## What is needed
Repeat the listing word for word. No pictures belong in the copy.

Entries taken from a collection
+--
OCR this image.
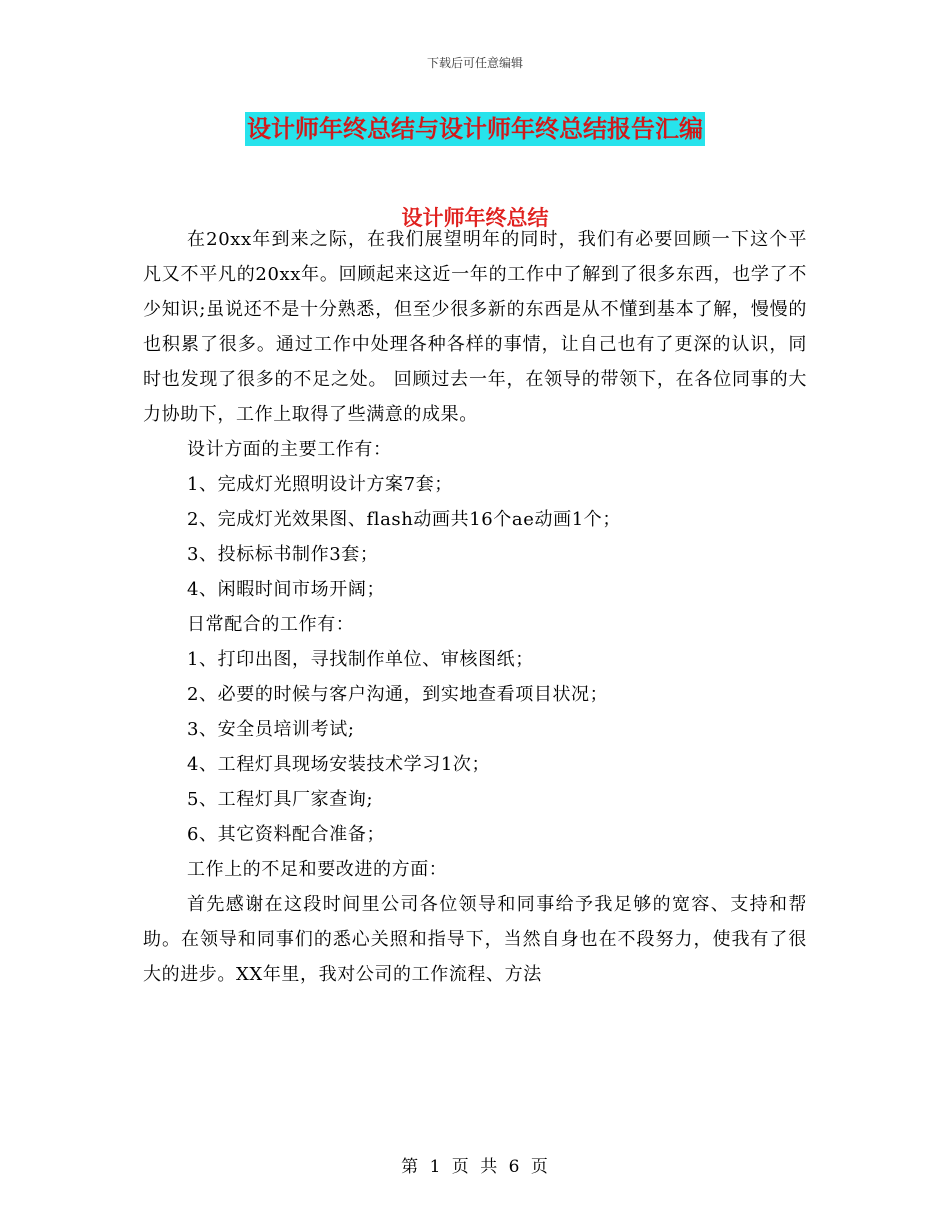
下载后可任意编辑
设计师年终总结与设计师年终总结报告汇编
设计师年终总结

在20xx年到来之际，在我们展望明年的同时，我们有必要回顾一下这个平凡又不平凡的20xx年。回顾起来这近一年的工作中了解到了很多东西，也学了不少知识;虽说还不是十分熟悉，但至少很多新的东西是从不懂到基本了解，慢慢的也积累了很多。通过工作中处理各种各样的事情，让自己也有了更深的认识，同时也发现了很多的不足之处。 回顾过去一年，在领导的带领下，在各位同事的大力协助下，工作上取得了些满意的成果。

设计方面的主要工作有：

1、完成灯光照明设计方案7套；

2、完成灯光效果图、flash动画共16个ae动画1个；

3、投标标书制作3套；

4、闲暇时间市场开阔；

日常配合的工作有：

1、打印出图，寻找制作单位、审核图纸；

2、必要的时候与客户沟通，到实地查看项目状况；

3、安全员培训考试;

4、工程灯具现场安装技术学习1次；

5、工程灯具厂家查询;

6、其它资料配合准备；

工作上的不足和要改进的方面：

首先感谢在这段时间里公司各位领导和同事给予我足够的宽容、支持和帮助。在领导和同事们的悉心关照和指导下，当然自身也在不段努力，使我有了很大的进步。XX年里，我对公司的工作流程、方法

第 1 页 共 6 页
+--
## Solved exercise
OCR this image.
下载后可任意编辑
设计师年终总结与设计师年终总结报告汇编
设计师年终总结

在20xx年到来之际，在我们展望明年的同时，我们有必要回顾一下这个平凡又不平凡的20xx年。回顾起来这近一年的工作中了解到了很多东西，也学了不少知识;虽说还不是十分熟悉，但至少很多新的东西是从不懂到基本了解，慢慢的也积累了很多。通过工作中处理各种各样的事情，让自己也有了更深的认识，同时也发现了很多的不足之处。 回顾过去一年，在领导的带领下，在各位同事的大力协助下，工作上取得了些满意的成果。

设计方面的主要工作有：

1、完成灯光照明设计方案7套；

2、完成灯光效果图、flash动画共16个ae动画1个；

3、投标标书制作3套；

4、闲暇时间市场开阔；

日常配合的工作有：

1、打印出图，寻找制作单位、审核图纸；

2、必要的时候与客户沟通，到实地查看项目状况；

3、安全员培训考试;

4、工程灯具现场安装技术学习1次；

5、工程灯具厂家查询;

6、其它资料配合准备；

工作上的不足和要改进的方面：

首先感谢在这段时间里公司各位领导和同事给予我足够的宽容、支持和帮助。在领导和同事们的悉心关照和指导下，当然自身也在不段努力，使我有了很大的进步。XX年里，我对公司的工作流程、方法

第 1 页 共 6 页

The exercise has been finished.